- WHAT TO PRODUCE -
Transcribe each line of the material as it is, and drop any picture.
───── MATERIAL SUPPLIED
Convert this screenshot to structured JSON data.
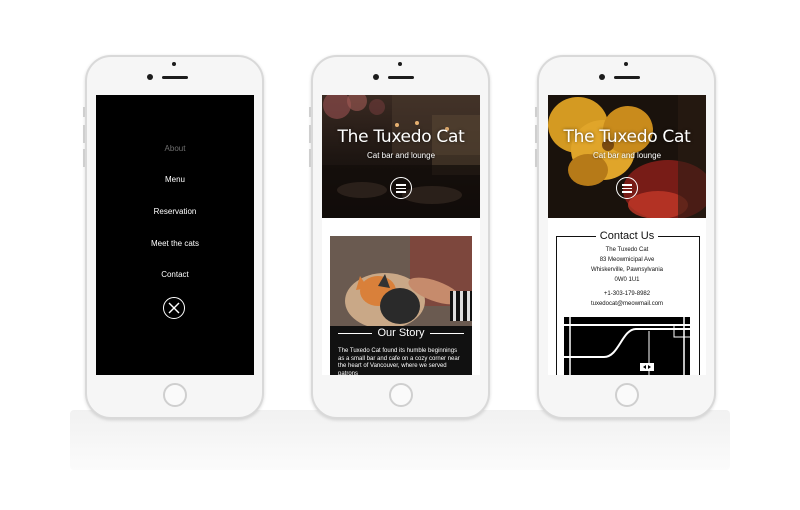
{
  "phone1": {
    "menu": [
      "About",
      "Menu",
      "Reservation",
      "Meet the cats",
      "Contact"
    ],
    "close_icon": "close-circle-icon"
  },
  "phone2": {
    "title": "The Tuxedo Cat",
    "subtitle": "Cat bar and lounge",
    "menu_icon": "hamburger-icon",
    "story": {
      "heading": "Our Story",
      "text": "The Tuxedo Cat found its humble beginnings as a small bar and cafe on a cozy corner near the heart of Vancouver, where we served patrons"
    }
  },
  "phone3": {
    "title": "The Tuxedo Cat",
    "subtitle": "Cat bar and lounge",
    "menu_icon": "hamburger-icon",
    "contact": {
      "heading": "Contact Us",
      "name": "The Tuxedo Cat",
      "address1": "83 Meowmicipal Ave",
      "address2": "Whiskerville, Pawnsylvania",
      "postal": "0W0 1U1",
      "phone": "+1-303-179-8982",
      "email": "tuxedocat@meowmail.com"
    }
  },
  "colors": {
    "background": "#ffffff",
    "device": "#f6f6f6",
    "screen_dark": "#000000",
    "text_light": "#ffffff",
    "text_dark": "#111111"
  }
}
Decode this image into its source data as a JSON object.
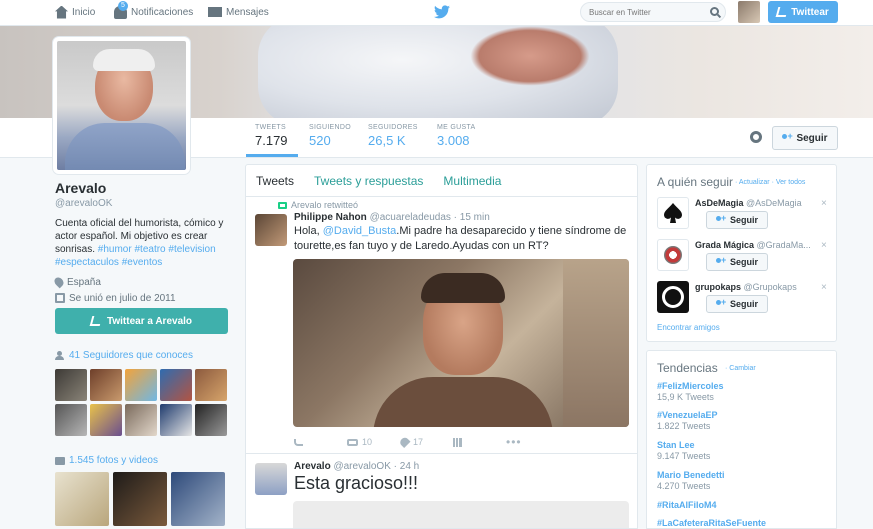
{
  "colors": {
    "accent": "#55acee",
    "teal": "#3fb0ac",
    "text": "#292f33",
    "muted": "#8899a6"
  },
  "topbar": {
    "home_label": "Inicio",
    "notifications_label": "Notificaciones",
    "notifications_badge": "5",
    "messages_label": "Mensajes",
    "search_placeholder": "Buscar en Twitter",
    "tweet_button_label": "Twittear"
  },
  "profile_nav": {
    "stats": [
      {
        "label": "TWEETS",
        "value": "7.179"
      },
      {
        "label": "SIGUIENDO",
        "value": "520"
      },
      {
        "label": "SEGUIDORES",
        "value": "26,5 K"
      },
      {
        "label": "ME GUSTA",
        "value": "3.008"
      }
    ],
    "follow_label": "Seguir"
  },
  "profile": {
    "name": "Arevalo",
    "handle": "@arevaloOK",
    "bio_text": "Cuenta oficial del humorista, cómico y actor español. Mi objetivo es crear sonrisas.",
    "bio_tags_line1": "#humor #teatro #television",
    "bio_tags_line2": "#espectaculos #eventos",
    "location": "España",
    "joined": "Se unió en julio de 2011",
    "tweet_to_label": "Twittear a Arevalo",
    "followers_known": "41 Seguidores que conoces",
    "photos_label": "1.545 fotos y videos"
  },
  "timeline": {
    "tabs": [
      "Tweets",
      "Tweets y respuestas",
      "Multimedia"
    ],
    "tweet1": {
      "retweet_label": "Arevalo retwitteó",
      "name": "Philippe Nahon",
      "handle": "@acuareladeudas",
      "time": "· 15 min",
      "text_before": "Hola, ",
      "mention": "@David_Busta",
      "text_after": ".Mi padre ha desaparecido y tiene síndrome de tourette,es fan tuyo y de Laredo.Ayudas con un RT?",
      "retweets": "10",
      "likes": "17",
      "more": "•••"
    },
    "tweet2": {
      "name": "Arevalo",
      "handle": "@arevaloOK",
      "time": "· 24 h",
      "text": "Esta gracioso!!!"
    }
  },
  "who_to_follow": {
    "title": "A quién seguir",
    "links": "· Actualizar · Ver todos",
    "follow_label": "Seguir",
    "close": "×",
    "items": [
      {
        "name": "AsDeMagia",
        "handle": "@AsDeMagia"
      },
      {
        "name": "Grada Mágica",
        "handle": "@GradaMa..."
      },
      {
        "name": "grupokaps",
        "handle": "@Grupokaps"
      }
    ],
    "find_friends": "Encontrar amigos"
  },
  "trends": {
    "title": "Tendencias",
    "change": "· Cambiar",
    "items": [
      {
        "name": "#FelizMiercoles",
        "count": "15,9 K Tweets"
      },
      {
        "name": "#VenezuelaEP",
        "count": "1.822 Tweets"
      },
      {
        "name": "Stan Lee",
        "count": "9.147 Tweets"
      },
      {
        "name": "Mario Benedetti",
        "count": "4.270 Tweets"
      },
      {
        "name": "#RitaAlFiloM4",
        "count": ""
      },
      {
        "name": "#LaCafeteraRitaSeFuente",
        "count": ""
      }
    ]
  }
}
──────────
- RESPONSE TO THE EXERCISE -
Convert this screenshot to structured JSON data.
{
  "phone1": {
    "menu": [
      "About",
      "Menu",
      "Reservation",
      "Meet the cats",
      "Contact"
    ],
    "close_icon": "close-circle-icon"
  },
  "phone2": {
    "title": "The Tuxedo Cat",
    "subtitle": "Cat bar and lounge",
    "menu_icon": "hamburger-icon",
    "story": {
      "heading": "Our Story",
      "text": "The Tuxedo Cat found its humble beginnings as a small bar and cafe on a cozy corner near the heart of Vancouver, where we served patrons"
    }
  },
  "phone3": {
    "title": "The Tuxedo Cat",
    "subtitle": "Cat bar and lounge",
    "menu_icon": "hamburger-icon",
    "contact": {
      "heading": "Contact Us",
      "name": "The Tuxedo Cat",
      "address1": "83 Meowmicipal Ave",
      "address2": "Whiskerville, Pawnsylvania",
      "postal": "0W0 1U1",
      "phone": "+1-303-179-8982",
      "email": "tuxedocat@meowmail.com"
    }
  },
  "colors": {
    "background": "#ffffff",
    "device": "#f6f6f6",
    "screen_dark": "#000000",
    "text_light": "#ffffff",
    "text_dark": "#111111"
  }
}
Decode this image into its source data as a JSON object.
{
  "colors": {
    "accent": "#55acee",
    "teal": "#3fb0ac",
    "text": "#292f33",
    "muted": "#8899a6"
  },
  "topbar": {
    "home_label": "Inicio",
    "notifications_label": "Notificaciones",
    "notifications_badge": "5",
    "messages_label": "Mensajes",
    "search_placeholder": "Buscar en Twitter",
    "tweet_button_label": "Twittear"
  },
  "profile_nav": {
    "stats": [
      {
        "label": "TWEETS",
        "value": "7.179"
      },
      {
        "label": "SIGUIENDO",
        "value": "520"
      },
      {
        "label": "SEGUIDORES",
        "value": "26,5 K"
      },
      {
        "label": "ME GUSTA",
        "value": "3.008"
      }
    ],
    "follow_label": "Seguir"
  },
  "profile": {
    "name": "Arevalo",
    "handle": "@arevaloOK",
    "bio_text": "Cuenta oficial del humorista, cómico y actor español. Mi objetivo es crear sonrisas.",
    "bio_tags_line1": "#humor #teatro #television",
    "bio_tags_line2": "#espectaculos #eventos",
    "location": "España",
    "joined": "Se unió en julio de 2011",
    "tweet_to_label": "Twittear a Arevalo",
    "followers_known": "41 Seguidores que conoces",
    "photos_label": "1.545 fotos y videos"
  },
  "timeline": {
    "tabs": [
      "Tweets",
      "Tweets y respuestas",
      "Multimedia"
    ],
    "tweet1": {
      "retweet_label": "Arevalo retwitteó",
      "name": "Philippe Nahon",
      "handle": "@acuareladeudas",
      "time": "· 15 min",
      "text_before": "Hola, ",
      "mention": "@David_Busta",
      "text_after": ".Mi padre ha desaparecido y tiene síndrome de tourette,es fan tuyo y de Laredo.Ayudas con un RT?",
      "retweets": "10",
      "likes": "17",
      "more": "•••"
    },
    "tweet2": {
      "name": "Arevalo",
      "handle": "@arevaloOK",
      "time": "· 24 h",
      "text": "Esta gracioso!!!"
    }
  },
  "who_to_follow": {
    "title": "A quién seguir",
    "links": "· Actualizar · Ver todos",
    "follow_label": "Seguir",
    "close": "×",
    "items": [
      {
        "name": "AsDeMagia",
        "handle": "@AsDeMagia"
      },
      {
        "name": "Grada Mágica",
        "handle": "@GradaMa..."
      },
      {
        "name": "grupokaps",
        "handle": "@Grupokaps"
      }
    ],
    "find_friends": "Encontrar amigos"
  },
  "trends": {
    "title": "Tendencias",
    "change": "· Cambiar",
    "items": [
      {
        "name": "#FelizMiercoles",
        "count": "15,9 K Tweets"
      },
      {
        "name": "#VenezuelaEP",
        "count": "1.822 Tweets"
      },
      {
        "name": "Stan Lee",
        "count": "9.147 Tweets"
      },
      {
        "name": "Mario Benedetti",
        "count": "4.270 Tweets"
      },
      {
        "name": "#RitaAlFiloM4",
        "count": ""
      },
      {
        "name": "#LaCafeteraRitaSeFuente",
        "count": ""
      }
    ]
  }
}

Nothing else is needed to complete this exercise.